### [AIM]
Retype each entry below, keeping every character the same.

### [RECORDS PROVIDED]
★ ★ ★ ★

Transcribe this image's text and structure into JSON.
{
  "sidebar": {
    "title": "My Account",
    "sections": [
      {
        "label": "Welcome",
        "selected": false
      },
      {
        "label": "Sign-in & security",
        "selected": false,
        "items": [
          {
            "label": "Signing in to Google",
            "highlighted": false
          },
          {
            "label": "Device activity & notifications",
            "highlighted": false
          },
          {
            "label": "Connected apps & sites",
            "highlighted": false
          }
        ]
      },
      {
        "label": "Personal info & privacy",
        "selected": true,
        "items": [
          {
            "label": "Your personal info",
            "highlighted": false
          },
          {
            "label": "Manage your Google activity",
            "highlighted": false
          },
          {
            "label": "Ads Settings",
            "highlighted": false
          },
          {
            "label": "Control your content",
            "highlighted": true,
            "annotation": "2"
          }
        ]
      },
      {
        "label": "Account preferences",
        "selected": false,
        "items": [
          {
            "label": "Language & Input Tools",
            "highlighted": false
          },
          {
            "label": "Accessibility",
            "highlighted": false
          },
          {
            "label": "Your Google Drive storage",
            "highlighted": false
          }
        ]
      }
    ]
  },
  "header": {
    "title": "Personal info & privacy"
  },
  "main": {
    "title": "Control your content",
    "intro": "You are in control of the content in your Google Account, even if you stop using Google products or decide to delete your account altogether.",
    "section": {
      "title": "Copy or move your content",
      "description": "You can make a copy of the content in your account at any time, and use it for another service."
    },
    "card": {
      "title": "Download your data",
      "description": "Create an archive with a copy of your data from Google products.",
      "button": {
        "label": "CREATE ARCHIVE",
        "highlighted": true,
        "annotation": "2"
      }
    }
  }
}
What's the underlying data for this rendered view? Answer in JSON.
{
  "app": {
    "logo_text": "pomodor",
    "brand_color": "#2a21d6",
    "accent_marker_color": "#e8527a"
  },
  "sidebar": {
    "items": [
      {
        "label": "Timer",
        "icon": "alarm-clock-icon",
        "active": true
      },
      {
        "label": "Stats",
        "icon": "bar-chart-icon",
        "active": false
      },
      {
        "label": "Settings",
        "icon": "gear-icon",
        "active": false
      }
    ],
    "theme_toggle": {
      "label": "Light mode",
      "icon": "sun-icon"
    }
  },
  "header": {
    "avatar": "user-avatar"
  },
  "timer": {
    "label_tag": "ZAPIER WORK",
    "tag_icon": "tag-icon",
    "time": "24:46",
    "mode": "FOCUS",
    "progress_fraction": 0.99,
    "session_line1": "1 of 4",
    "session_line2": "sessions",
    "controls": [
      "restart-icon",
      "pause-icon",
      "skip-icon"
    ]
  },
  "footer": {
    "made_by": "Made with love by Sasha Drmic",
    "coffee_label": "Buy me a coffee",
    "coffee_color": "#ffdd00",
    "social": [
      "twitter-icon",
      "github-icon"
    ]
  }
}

★ ★ ★ ★

### [RIGHT ANSWER]
Transcribe this image's text and structure into JSON.
{
  "sidebar": {
    "title": "My Account",
    "sections": [
      {
        "label": "Welcome",
        "selected": false
      },
      {
        "label": "Sign-in & security",
        "selected": false,
        "items": [
          {
            "label": "Signing in to Google",
            "highlighted": false
          },
          {
            "label": "Device activity & notifications",
            "highlighted": false
          },
          {
            "label": "Connected apps & sites",
            "highlighted": false
          }
        ]
      },
      {
        "label": "Personal info & privacy",
        "selected": true,
        "items": [
          {
            "label": "Your personal info",
            "highlighted": false
          },
          {
            "label": "Manage your Google activity",
            "highlighted": false
          },
          {
            "label": "Ads Settings",
            "highlighted": false
          },
          {
            "label": "Control your content",
            "highlighted": true,
            "annotation": "2"
          }
        ]
      },
      {
        "label": "Account preferences",
        "selected": false,
        "items": [
          {
            "label": "Language & Input Tools",
            "highlighted": false
          },
          {
            "label": "Accessibility",
            "highlighted": false
          },
          {
            "label": "Your Google Drive storage",
            "highlighted": false
          }
        ]
      }
    ]
  },
  "header": {
    "title": "Personal info & privacy"
  },
  "main": {
    "title": "Control your content",
    "intro": "You are in control of the content in your Google Account, even if you stop using Google products or decide to delete your account altogether.",
    "section": {
      "title": "Copy or move your content",
      "description": "You can make a copy of the content in your account at any time, and use it for another service."
    },
    "card": {
      "title": "Download your data",
      "description": "Create an archive with a copy of your data from Google products.",
      "button": {
        "label": "CREATE ARCHIVE",
        "highlighted": true,
        "annotation": "2"
      }
    }
  }
}
What's the underlying data for this rendered view? Answer in JSON.
{
  "app": {
    "logo_text": "pomodor",
    "brand_color": "#2a21d6",
    "accent_marker_color": "#e8527a"
  },
  "sidebar": {
    "items": [
      {
        "label": "Timer",
        "icon": "alarm-clock-icon",
        "active": true
      },
      {
        "label": "Stats",
        "icon": "bar-chart-icon",
        "active": false
      },
      {
        "label": "Settings",
        "icon": "gear-icon",
        "active": false
      }
    ],
    "theme_toggle": {
      "label": "Light mode",
      "icon": "sun-icon"
    }
  },
  "header": {
    "avatar": "user-avatar"
  },
  "timer": {
    "label_tag": "ZAPIER WORK",
    "tag_icon": "tag-icon",
    "time": "24:46",
    "mode": "FOCUS",
    "progress_fraction": 0.99,
    "session_line1": "1 of 4",
    "session_line2": "sessions",
    "controls": [
      "restart-icon",
      "pause-icon",
      "skip-icon"
    ]
  },
  "footer": {
    "made_by": "Made with love by Sasha Drmic",
    "coffee_label": "Buy me a coffee",
    "coffee_color": "#ffdd00",
    "social": [
      "twitter-icon",
      "github-icon"
    ]
  }
}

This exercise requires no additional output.